-- start of QUOTED PASSAGE --
Gig Workers: You Might Really be Employees

 In Employment Law, Overtime Law, Wage Law

Employers try to misclassify gig workers as independent contractors to avoid compliance with wage and overtime laws. However, all across the country, gig workers are being protected more and more by courts and state laws. This is good news. For years, employers have been illegally misclassifying gig workers as independent contractors to avoid paying minimum wage, overtime and providing other benefits and rights that are owed to employees. Gig workers, for example, cannot claim unemployment if they stop receiving work assignments or receive workers compensation benefits if they are injured on the job. If you are a gig worker, consult experienced and proven employee rights attorneys like the ones at Herrmann Law. Your employer may be significantly underpaying you and violating the full panoply of rights guaranteed to you by state and federal labor laws by misclassifying you as an “independent contractor” when in reality you are legally an “employee.”

Gig Workers Misclassified as Independent Contractors

A recent decision from a federal court in Massachusetts demonstrates the point. See Hogan v. The InStore Group, LLC., Civil Action No. 17-10027 (US Dist. Mass. January 11, 2021).

The case was brought by Paradise Hogan who worked as a “vendor associate” for a company called InStore Group, LLC (“InStore”). InStore provides contractual services to retail stores and manufacturers for tasks like counting and correcting inventory, product order entries, product demonstrations, building and assembling store displays and placing racks. InStore provides labor for these tasks through gig workers called “vendor associates.” InStore classifies its vendor associates as independent contractors and pays them as such.

When InStore has a contract to fulfill with a retail store or manufacturer, it advertises the work to its vendor associates who have registered on its internal website. Vendor associates can select the projects that they want and can select as many or as few as they want. Vendor associates must perform the jobs during certain time frames with some jobs having to be done on certain dates and/or at certain times and/or within certain lengths of time. The vendor associate completes the project at the client’s location. To be paid, a vendor associate logs on to InStore internal website, checks a box indicating a project is complete (along with a photo) and submits an invoice for payment. In Hogan’s case, he was paid $12 an hour for the projects he worked on.

This type of arrangement is probably familiar to gig workers. But this type of arrangement is likely a violation of your rights as an employee. Hogan thought so and sued in Massachusetts federal court alleging that he was not an independent contractor. Fortunately for him and other vendor associates, the federal judge agreed with him.
-- end of QUOTED PASSAGE --
STATED GOAL 1:
Name the tasks that, according to the article on gig workers, InStore provides to retail stores and manufacturers through contractual services.
-- start of EXERCISE DATA --
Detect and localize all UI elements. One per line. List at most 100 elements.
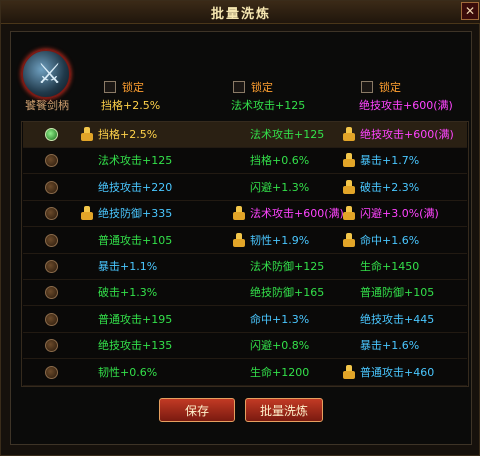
row-radio[interactable] <box>45 207 58 221</box>
attr-text: 闪避+0.8% <box>250 339 310 353</box>
thumbs-up-icon <box>343 127 357 141</box>
attr-text: 法术攻击+125 <box>250 128 325 141</box>
table-row[interactable]: 暴击+1.1% 法术防御+125 生命+1450 <box>23 254 467 280</box>
attr-cell: 普通攻击+195 <box>81 307 172 333</box>
row-radio[interactable] <box>45 365 58 379</box>
attr-cell: 破击+2.3% <box>343 175 419 201</box>
attr-text: 绝技攻击+445 <box>360 312 435 326</box>
row-radio[interactable] <box>45 260 58 273</box>
thumbs-up-icon <box>81 206 95 221</box>
current-attr-2: 法术攻击+125 <box>231 99 306 112</box>
attr-cell: 绝技攻击+445 <box>343 307 434 333</box>
attr-text: 挡格+2.5% <box>98 128 158 141</box>
save-button[interactable]: 保存 <box>159 398 235 422</box>
thumbs-up-icon <box>343 364 357 379</box>
attr-text: 韧性+1.9% <box>250 233 310 247</box>
attr-cell: 暴击+1.6% <box>343 333 419 359</box>
attr-cell: 绝技防御+165 <box>233 280 324 306</box>
attr-text: 闪避+1.3% <box>250 180 310 194</box>
attr-text: 韧性+0.6% <box>98 365 158 379</box>
current-attr-1: 挡格+2.5% <box>101 99 161 112</box>
attr-text: 命中+1.3% <box>250 312 310 326</box>
attr-cell: 命中+1.6% <box>343 228 419 254</box>
thumbs-up-icon <box>81 127 95 141</box>
attr-cell: 绝技攻击+600(满) <box>343 122 454 148</box>
thumbs-up-icon <box>343 206 357 221</box>
attr-cell: 生命+1200 <box>233 360 309 386</box>
window-title: 批量洗炼 <box>210 7 271 22</box>
table-row[interactable]: 普通攻击+105 韧性+1.9% 命中+1.6% <box>23 228 467 254</box>
table-row[interactable]: 韧性+0.6% 生命+1200 普通攻击+460 <box>23 360 467 386</box>
attr-cell: 法术攻击+600(满) <box>233 201 344 227</box>
lock-label-2: 锁定 <box>251 81 273 94</box>
lock-checkbox-2[interactable] <box>233 81 245 93</box>
close-button[interactable]: ✕ <box>461 2 479 20</box>
attr-cell: 绝技攻击+135 <box>81 333 172 359</box>
lock-label-3: 锁定 <box>379 81 401 94</box>
thumbs-up-icon <box>233 232 247 247</box>
attr-cell: 破击+1.3% <box>81 280 157 306</box>
thumbs-up-icon <box>343 153 357 168</box>
attr-cell: 法术攻击+125 <box>81 148 172 174</box>
attr-cell: 普通攻击+105 <box>81 228 172 254</box>
batch-refine-window: 批量洗炼 ✕ ⚔ 饕餮剑柄 锁定 锁定 锁定 挡格+2.5% 法术攻击+125 … <box>0 0 480 456</box>
attr-cell: 韧性+1.9% <box>233 228 309 254</box>
thumbs-up-icon <box>343 232 357 247</box>
attr-cell: 闪避+3.0%(满) <box>343 201 439 227</box>
attr-cell: 挡格+2.5% <box>81 122 157 148</box>
attr-cell: 命中+1.3% <box>233 307 309 333</box>
attr-text: 闪避+3.0%(满) <box>360 207 439 221</box>
attr-cell: 绝技防御+335 <box>81 201 172 227</box>
attr-text: 普通防御+105 <box>360 286 435 300</box>
sword-icon: ⚔ <box>21 49 71 99</box>
attr-cell: 法术防御+125 <box>233 254 324 280</box>
table-row[interactable]: 绝技攻击+135 闪避+0.8% 暴击+1.6% <box>23 333 467 360</box>
attr-text: 绝技防御+335 <box>98 207 173 221</box>
lock-checkbox-1[interactable] <box>104 81 116 93</box>
attr-text: 暴击+1.6% <box>360 339 420 353</box>
row-radio[interactable] <box>45 180 58 194</box>
attr-text: 普通攻击+195 <box>98 312 173 326</box>
row-radio[interactable] <box>45 233 58 247</box>
row-radio[interactable] <box>45 339 58 353</box>
row-radio[interactable] <box>45 312 58 326</box>
attr-cell: 法术攻击+125 <box>233 122 324 148</box>
attr-text: 法术攻击+125 <box>98 154 173 168</box>
table-row[interactable]: 绝技攻击+220 闪避+1.3% 破击+2.3% <box>23 175 467 201</box>
thumbs-up-icon <box>343 179 357 194</box>
attr-cell: 韧性+0.6% <box>81 360 157 386</box>
table-row[interactable]: 法术攻击+125 挡格+0.6% 暴击+1.7% <box>23 148 467 175</box>
current-attr-3: 绝技攻击+600(满) <box>359 99 453 112</box>
attr-text: 法术防御+125 <box>250 260 325 273</box>
table-row[interactable]: 挡格+2.5% 法术攻击+125 绝技攻击+600(满) <box>23 122 467 148</box>
attr-text: 生命+1450 <box>360 260 420 273</box>
table-row[interactable]: 破击+1.3% 绝技防御+165 普通防御+105 <box>23 280 467 307</box>
attr-text: 命中+1.6% <box>360 233 420 247</box>
lock-checkbox-3[interactable] <box>361 81 373 93</box>
row-radio[interactable] <box>45 286 58 300</box>
attr-cell: 闪避+1.3% <box>233 175 309 201</box>
attr-cell: 挡格+0.6% <box>233 148 309 174</box>
table-row[interactable]: 普通攻击+195 命中+1.3% 绝技攻击+445 <box>23 307 467 333</box>
lock-label-1: 锁定 <box>122 81 144 94</box>
attr-text: 暴击+1.1% <box>98 260 158 273</box>
attr-text: 挡格+0.6% <box>250 154 310 168</box>
attr-cell: 普通防御+105 <box>343 280 434 306</box>
attr-cell: 生命+1450 <box>343 254 419 280</box>
table-row[interactable]: 绝技防御+335 法术攻击+600(满) 闪避+3.0%(满) <box>23 201 467 228</box>
attr-text: 普通攻击+460 <box>360 365 435 379</box>
attr-text: 破击+2.3% <box>360 180 420 194</box>
row-radio[interactable] <box>45 128 58 141</box>
row-radio[interactable] <box>45 154 58 168</box>
attr-text: 绝技攻击+600(满) <box>360 128 454 141</box>
attr-text: 普通攻击+105 <box>98 233 173 247</box>
attr-cell: 闪避+0.8% <box>233 333 309 359</box>
weapon-name: 饕餮剑柄 <box>25 99 69 112</box>
thumbs-up-icon <box>233 206 247 221</box>
attr-text: 法术攻击+600(满) <box>250 207 344 221</box>
batch-refine-button[interactable]: 批量洗炼 <box>245 398 323 422</box>
attr-text: 绝技防御+165 <box>250 286 325 300</box>
title-bar[interactable]: 批量洗炼 ✕ <box>1 1 480 24</box>
attr-cell: 普通攻击+460 <box>343 360 434 386</box>
attr-text: 生命+1200 <box>250 365 310 379</box>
-- end of EXERCISE DATA --
STATED GOAL 2:
From the entries, extract the part that opens with the line containing "row-radio[interactable] <box>45 207" and closes with the line containing "table-row[interactable]: 暴击+1.1% 法术防御+125", copying every line without any change.

RIGHT ANSWER 1:
- Counting and correcting inventory
- Product order entries
- Product demonstrations
- Building and assembling store displays
- Placing racks

RIGHT ANSWER 2:
row-radio[interactable] <box>45 207 58 221</box>
attr-text: 闪避+0.8% <box>250 339 310 353</box>
thumbs-up-icon <box>343 127 357 141</box>
attr-text: 法术攻击+125 <box>250 128 325 141</box>
table-row[interactable]: 暴击+1.1% 法术防御+125 生命+1450 <box>23 254 467 280</box>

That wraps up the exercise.